Exercise:
Below are entries. Pull out all lines containing "trước".

[Extracted data entries]

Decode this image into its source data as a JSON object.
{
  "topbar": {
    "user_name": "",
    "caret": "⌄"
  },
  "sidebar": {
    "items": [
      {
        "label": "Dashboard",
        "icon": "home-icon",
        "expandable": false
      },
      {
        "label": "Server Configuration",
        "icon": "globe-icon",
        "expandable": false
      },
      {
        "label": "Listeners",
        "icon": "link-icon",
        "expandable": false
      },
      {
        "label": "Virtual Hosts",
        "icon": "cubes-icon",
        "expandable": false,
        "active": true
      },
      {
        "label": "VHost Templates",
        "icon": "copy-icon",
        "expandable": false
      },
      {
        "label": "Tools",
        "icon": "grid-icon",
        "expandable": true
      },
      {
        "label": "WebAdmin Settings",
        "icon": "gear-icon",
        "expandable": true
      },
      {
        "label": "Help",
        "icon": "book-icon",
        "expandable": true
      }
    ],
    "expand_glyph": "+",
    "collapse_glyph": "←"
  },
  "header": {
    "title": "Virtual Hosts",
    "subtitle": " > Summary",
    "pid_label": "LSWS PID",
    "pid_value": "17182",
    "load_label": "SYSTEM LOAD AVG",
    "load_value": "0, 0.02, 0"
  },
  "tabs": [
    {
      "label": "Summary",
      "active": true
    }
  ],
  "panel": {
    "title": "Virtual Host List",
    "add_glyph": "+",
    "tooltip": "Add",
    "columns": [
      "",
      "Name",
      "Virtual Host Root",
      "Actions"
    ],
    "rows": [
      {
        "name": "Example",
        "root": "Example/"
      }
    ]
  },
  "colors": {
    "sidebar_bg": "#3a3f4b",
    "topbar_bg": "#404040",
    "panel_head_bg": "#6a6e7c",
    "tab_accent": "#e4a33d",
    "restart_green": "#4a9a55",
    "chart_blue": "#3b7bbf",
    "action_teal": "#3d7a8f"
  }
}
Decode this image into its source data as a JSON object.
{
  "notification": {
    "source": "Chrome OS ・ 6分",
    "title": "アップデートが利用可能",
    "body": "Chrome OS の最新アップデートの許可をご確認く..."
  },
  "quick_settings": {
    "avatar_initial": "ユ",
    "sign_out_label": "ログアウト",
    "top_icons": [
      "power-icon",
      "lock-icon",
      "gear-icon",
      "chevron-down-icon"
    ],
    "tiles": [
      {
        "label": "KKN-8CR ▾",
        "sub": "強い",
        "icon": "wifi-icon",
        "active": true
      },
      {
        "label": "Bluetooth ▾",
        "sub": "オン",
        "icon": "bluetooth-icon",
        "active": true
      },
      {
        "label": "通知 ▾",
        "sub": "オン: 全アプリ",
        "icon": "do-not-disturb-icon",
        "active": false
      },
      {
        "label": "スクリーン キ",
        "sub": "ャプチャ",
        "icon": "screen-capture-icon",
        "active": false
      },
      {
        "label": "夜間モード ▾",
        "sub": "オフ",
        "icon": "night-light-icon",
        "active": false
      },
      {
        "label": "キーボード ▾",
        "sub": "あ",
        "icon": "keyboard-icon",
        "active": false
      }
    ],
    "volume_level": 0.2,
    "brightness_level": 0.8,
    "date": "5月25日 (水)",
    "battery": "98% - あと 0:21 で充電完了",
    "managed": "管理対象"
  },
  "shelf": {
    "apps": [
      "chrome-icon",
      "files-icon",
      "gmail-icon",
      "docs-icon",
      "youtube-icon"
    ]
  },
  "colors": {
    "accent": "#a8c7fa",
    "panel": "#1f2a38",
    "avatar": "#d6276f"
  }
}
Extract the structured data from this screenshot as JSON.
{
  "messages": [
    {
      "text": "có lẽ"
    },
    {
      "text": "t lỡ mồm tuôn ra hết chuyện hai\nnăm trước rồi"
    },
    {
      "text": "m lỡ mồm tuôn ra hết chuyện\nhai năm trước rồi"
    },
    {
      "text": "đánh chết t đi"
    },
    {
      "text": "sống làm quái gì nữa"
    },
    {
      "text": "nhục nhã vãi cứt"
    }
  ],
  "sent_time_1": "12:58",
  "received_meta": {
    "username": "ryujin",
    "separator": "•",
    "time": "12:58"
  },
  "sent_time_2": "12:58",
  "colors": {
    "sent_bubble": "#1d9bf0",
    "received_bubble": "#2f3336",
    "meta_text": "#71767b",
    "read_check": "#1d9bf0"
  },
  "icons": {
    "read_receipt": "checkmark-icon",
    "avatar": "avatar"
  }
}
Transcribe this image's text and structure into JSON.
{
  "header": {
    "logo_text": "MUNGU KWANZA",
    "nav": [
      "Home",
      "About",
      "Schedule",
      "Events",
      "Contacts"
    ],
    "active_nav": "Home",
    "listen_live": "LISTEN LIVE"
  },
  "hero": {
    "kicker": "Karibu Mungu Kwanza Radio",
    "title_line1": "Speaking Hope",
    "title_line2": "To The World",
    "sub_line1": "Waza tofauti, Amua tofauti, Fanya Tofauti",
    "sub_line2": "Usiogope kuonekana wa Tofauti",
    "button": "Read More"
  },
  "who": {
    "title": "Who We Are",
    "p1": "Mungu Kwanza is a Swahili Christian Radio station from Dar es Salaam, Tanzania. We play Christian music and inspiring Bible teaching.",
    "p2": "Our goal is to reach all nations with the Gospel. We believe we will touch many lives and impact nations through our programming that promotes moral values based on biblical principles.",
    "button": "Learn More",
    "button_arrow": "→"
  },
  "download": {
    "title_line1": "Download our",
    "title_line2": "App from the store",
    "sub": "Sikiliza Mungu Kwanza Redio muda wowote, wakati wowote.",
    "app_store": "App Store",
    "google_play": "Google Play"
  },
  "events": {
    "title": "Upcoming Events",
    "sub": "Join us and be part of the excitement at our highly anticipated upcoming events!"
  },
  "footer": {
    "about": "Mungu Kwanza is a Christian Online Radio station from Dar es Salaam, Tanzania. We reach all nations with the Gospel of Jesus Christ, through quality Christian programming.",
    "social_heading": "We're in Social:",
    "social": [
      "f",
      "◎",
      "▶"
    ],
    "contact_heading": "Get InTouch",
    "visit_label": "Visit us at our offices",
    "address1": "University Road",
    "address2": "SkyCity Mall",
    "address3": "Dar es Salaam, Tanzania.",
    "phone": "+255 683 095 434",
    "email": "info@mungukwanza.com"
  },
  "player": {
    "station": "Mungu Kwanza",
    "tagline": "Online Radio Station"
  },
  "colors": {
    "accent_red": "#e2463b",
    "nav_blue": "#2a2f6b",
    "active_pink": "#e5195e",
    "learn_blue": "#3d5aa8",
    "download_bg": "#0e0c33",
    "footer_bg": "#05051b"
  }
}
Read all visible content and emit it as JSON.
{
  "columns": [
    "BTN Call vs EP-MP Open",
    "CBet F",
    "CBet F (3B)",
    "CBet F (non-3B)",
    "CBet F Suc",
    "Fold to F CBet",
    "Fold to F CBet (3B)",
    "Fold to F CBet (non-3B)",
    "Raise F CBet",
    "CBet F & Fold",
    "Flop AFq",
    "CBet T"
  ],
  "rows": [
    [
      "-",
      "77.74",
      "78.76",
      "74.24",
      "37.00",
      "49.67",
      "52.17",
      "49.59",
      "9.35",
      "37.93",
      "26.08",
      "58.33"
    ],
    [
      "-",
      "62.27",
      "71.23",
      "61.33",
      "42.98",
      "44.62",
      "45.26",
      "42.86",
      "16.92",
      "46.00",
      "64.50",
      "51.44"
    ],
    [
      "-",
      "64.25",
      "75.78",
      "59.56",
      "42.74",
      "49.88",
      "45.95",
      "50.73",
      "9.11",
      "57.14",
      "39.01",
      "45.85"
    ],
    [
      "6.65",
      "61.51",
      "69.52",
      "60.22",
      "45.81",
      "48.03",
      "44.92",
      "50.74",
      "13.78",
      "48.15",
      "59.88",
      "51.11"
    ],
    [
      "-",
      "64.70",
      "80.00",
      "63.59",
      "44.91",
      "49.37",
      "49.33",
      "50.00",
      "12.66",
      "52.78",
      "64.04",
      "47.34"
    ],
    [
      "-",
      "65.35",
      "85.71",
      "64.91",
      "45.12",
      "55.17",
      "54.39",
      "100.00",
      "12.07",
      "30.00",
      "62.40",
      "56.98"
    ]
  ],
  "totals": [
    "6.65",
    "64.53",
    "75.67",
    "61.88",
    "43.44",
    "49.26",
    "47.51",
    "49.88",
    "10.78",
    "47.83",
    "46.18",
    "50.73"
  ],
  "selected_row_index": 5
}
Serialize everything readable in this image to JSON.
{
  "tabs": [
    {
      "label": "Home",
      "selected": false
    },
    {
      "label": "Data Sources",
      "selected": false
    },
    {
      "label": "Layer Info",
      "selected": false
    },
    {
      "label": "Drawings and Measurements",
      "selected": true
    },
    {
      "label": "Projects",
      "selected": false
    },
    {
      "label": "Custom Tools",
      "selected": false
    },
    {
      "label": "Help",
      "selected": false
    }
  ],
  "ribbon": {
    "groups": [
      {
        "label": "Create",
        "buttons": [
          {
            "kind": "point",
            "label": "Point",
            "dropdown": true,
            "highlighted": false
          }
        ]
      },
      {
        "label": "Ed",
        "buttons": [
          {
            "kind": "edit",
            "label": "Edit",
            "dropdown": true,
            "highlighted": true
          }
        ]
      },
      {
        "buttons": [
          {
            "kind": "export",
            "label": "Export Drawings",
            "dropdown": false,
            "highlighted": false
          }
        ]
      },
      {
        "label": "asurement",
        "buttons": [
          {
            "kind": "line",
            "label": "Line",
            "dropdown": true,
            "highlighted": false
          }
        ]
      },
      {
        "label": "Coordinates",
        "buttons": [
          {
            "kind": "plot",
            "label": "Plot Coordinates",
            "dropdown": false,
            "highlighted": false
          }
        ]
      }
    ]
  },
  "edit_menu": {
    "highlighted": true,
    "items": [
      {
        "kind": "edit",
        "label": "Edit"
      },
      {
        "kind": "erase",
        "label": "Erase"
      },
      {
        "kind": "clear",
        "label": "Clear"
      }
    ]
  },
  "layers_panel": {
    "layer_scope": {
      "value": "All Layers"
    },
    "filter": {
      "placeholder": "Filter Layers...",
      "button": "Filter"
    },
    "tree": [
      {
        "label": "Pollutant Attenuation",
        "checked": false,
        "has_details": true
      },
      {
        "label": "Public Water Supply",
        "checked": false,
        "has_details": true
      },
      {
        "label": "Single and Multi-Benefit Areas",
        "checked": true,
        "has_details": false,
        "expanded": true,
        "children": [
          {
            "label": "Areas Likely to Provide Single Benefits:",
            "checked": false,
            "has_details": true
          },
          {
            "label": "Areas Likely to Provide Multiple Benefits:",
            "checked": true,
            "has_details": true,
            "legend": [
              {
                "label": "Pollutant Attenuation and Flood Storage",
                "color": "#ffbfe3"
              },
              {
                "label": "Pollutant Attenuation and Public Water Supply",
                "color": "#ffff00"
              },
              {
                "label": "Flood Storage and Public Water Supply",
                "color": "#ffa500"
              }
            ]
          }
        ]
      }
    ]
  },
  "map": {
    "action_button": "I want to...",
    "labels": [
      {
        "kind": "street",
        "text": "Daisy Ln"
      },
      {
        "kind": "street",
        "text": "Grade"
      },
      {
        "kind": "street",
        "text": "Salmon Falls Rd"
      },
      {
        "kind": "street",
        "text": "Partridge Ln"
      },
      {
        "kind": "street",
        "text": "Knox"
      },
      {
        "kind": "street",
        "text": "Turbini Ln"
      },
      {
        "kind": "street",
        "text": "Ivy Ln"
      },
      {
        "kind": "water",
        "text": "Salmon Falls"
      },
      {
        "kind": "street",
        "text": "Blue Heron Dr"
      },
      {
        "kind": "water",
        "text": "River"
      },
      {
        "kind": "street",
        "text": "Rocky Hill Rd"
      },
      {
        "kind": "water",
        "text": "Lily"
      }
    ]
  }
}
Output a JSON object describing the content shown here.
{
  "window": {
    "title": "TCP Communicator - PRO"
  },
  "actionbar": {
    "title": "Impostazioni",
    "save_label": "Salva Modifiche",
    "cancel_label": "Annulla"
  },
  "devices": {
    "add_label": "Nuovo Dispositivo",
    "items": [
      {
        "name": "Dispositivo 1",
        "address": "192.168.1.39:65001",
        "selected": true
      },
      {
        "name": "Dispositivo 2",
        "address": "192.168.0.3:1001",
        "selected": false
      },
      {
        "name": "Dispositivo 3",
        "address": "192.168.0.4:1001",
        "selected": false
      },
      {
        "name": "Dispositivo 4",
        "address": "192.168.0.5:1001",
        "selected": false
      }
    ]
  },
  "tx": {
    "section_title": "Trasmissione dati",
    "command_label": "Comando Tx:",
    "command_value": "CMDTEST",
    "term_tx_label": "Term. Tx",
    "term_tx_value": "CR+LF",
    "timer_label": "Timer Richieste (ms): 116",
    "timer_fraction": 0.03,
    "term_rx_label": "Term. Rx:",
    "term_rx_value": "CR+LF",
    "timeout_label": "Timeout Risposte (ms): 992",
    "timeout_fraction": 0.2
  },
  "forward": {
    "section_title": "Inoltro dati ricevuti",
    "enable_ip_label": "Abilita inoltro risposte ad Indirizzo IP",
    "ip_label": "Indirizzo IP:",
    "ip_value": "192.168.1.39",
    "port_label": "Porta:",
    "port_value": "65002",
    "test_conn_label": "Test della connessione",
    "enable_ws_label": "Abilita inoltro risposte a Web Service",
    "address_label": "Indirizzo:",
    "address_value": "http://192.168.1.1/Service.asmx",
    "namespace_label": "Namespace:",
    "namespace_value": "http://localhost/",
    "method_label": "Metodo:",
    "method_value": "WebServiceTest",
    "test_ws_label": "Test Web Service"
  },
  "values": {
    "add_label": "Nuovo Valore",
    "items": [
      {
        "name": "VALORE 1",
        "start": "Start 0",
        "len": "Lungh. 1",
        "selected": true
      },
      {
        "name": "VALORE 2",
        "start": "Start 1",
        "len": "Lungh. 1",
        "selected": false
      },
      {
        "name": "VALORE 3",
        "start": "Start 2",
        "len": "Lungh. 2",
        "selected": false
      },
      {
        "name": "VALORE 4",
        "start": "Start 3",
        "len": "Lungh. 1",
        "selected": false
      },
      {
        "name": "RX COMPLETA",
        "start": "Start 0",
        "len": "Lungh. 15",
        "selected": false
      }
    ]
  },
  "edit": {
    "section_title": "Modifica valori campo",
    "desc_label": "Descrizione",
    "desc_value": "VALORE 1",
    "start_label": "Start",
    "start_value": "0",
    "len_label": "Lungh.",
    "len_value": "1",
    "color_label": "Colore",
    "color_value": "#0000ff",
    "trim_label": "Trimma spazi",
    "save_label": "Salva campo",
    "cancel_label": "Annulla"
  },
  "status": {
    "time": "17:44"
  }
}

Answer:
      "text": "t lỡ mồm tuôn ra hết chuyện hai\nnăm trước rồi"
      "text": "m lỡ mồm tuôn ra hết chuyện\nhai năm trước rồi"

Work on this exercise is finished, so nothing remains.